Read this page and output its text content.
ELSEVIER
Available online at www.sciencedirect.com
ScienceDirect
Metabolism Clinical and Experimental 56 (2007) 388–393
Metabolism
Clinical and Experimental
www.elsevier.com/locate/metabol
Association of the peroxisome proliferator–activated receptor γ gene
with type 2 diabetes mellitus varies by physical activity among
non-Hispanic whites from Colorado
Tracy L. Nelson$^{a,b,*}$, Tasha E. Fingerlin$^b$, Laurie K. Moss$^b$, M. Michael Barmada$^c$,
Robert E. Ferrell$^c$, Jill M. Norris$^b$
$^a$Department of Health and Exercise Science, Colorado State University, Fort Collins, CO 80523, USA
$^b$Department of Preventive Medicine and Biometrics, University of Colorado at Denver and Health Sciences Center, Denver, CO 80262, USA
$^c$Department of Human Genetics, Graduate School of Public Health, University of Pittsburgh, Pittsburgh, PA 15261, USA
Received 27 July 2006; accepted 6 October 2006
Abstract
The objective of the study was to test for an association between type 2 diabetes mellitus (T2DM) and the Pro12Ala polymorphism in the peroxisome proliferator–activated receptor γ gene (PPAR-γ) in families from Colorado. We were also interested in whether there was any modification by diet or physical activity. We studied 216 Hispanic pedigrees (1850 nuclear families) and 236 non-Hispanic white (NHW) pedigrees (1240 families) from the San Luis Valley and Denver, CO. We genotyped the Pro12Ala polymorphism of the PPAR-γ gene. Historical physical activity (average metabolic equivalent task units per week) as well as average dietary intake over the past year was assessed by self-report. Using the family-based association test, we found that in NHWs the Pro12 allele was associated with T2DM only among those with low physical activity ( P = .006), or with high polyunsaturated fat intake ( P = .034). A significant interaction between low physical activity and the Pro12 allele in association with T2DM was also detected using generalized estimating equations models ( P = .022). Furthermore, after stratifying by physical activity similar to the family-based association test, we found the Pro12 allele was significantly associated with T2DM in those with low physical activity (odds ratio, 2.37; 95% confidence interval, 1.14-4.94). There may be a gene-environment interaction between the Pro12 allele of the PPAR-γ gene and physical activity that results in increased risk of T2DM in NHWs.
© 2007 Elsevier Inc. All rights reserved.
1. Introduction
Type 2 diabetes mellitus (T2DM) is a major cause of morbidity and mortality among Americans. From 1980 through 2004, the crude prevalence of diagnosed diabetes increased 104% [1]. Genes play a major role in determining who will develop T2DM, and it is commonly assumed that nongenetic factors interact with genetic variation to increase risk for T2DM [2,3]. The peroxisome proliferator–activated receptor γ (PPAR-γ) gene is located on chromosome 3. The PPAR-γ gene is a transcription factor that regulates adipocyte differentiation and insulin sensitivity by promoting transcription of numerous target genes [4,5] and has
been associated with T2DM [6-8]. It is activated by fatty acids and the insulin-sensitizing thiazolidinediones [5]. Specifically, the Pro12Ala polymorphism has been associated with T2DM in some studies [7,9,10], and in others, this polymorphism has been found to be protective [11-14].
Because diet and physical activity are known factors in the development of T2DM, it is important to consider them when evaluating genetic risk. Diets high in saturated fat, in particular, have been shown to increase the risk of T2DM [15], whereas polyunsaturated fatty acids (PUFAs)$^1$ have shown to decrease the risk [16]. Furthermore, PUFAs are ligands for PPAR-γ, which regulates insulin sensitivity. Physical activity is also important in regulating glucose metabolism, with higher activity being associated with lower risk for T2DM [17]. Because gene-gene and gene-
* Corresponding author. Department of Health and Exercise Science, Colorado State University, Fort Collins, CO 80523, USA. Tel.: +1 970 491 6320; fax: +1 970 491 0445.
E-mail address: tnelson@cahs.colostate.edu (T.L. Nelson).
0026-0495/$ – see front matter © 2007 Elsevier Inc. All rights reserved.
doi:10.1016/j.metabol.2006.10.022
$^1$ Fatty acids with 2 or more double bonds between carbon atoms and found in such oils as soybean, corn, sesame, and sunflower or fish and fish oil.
○ ○ ○
### Task objective
Repeat the data precisely, reproducing every entry.

### Solved problem
Read this page and output its text content.
ELSEVIER
Available online at www.sciencedirect.com
ScienceDirect
Metabolism Clinical and Experimental 56 (2007) 388–393
Metabolism
Clinical and Experimental
www.elsevier.com/locate/metabol
Association of the peroxisome proliferator–activated receptor γ gene
with type 2 diabetes mellitus varies by physical activity among
non-Hispanic whites from Colorado
Tracy L. Nelson$^{a,b,*}$, Tasha E. Fingerlin$^b$, Laurie K. Moss$^b$, M. Michael Barmada$^c$,
Robert E. Ferrell$^c$, Jill M. Norris$^b$
$^a$Department of Health and Exercise Science, Colorado State University, Fort Collins, CO 80523, USA
$^b$Department of Preventive Medicine and Biometrics, University of Colorado at Denver and Health Sciences Center, Denver, CO 80262, USA
$^c$Department of Human Genetics, Graduate School of Public Health, University of Pittsburgh, Pittsburgh, PA 15261, USA
Received 27 July 2006; accepted 6 October 2006
Abstract
The objective of the study was to test for an association between type 2 diabetes mellitus (T2DM) and the Pro12Ala polymorphism in the peroxisome proliferator–activated receptor γ gene (PPAR-γ) in families from Colorado. We were also interested in whether there was any modification by diet or physical activity. We studied 216 Hispanic pedigrees (1850 nuclear families) and 236 non-Hispanic white (NHW) pedigrees (1240 families) from the San Luis Valley and Denver, CO. We genotyped the Pro12Ala polymorphism of the PPAR-γ gene. Historical physical activity (average metabolic equivalent task units per week) as well as average dietary intake over the past year was assessed by self-report. Using the family-based association test, we found that in NHWs the Pro12 allele was associated with T2DM only among those with low physical activity ( P = .006), or with high polyunsaturated fat intake ( P = .034). A significant interaction between low physical activity and the Pro12 allele in association with T2DM was also detected using generalized estimating equations models ( P = .022). Furthermore, after stratifying by physical activity similar to the family-based association test, we found the Pro12 allele was significantly associated with T2DM in those with low physical activity (odds ratio, 2.37; 95% confidence interval, 1.14-4.94). There may be a gene-environment interaction between the Pro12 allele of the PPAR-γ gene and physical activity that results in increased risk of T2DM in NHWs.
© 2007 Elsevier Inc. All rights reserved.
1. Introduction
Type 2 diabetes mellitus (T2DM) is a major cause of morbidity and mortality among Americans. From 1980 through 2004, the crude prevalence of diagnosed diabetes increased 104% [1]. Genes play a major role in determining who will develop T2DM, and it is commonly assumed that nongenetic factors interact with genetic variation to increase risk for T2DM [2,3]. The peroxisome proliferator–activated receptor γ (PPAR-γ) gene is located on chromosome 3. The PPAR-γ gene is a transcription factor that regulates adipocyte differentiation and insulin sensitivity by promoting transcription of numerous target genes [4,5] and has
been associated with T2DM [6-8]. It is activated by fatty acids and the insulin-sensitizing thiazolidinediones [5]. Specifically, the Pro12Ala polymorphism has been associated with T2DM in some studies [7,9,10], and in others, this polymorphism has been found to be protective [11-14].
Because diet and physical activity are known factors in the development of T2DM, it is important to consider them when evaluating genetic risk. Diets high in saturated fat, in particular, have been shown to increase the risk of T2DM [15], whereas polyunsaturated fatty acids (PUFAs)$^1$ have shown to decrease the risk [16]. Furthermore, PUFAs are ligands for PPAR-γ, which regulates insulin sensitivity. Physical activity is also important in regulating glucose metabolism, with higher activity being associated with lower risk for T2DM [17]. Because gene-gene and gene-
* Corresponding author. Department of Health and Exercise Science, Colorado State University, Fort Collins, CO 80523, USA. Tel.: +1 970 491 6320; fax: +1 970 491 0445.
E-mail address: tnelson@cahs.colostate.edu (T.L. Nelson).
0026-0495/$ – see front matter © 2007 Elsevier Inc. All rights reserved.
doi:10.1016/j.metabol.2006.10.022
$^1$ Fatty acids with 2 or more double bonds between carbon atoms and found in such oils as soybean, corn, sesame, and sunflower or fish and fish oil.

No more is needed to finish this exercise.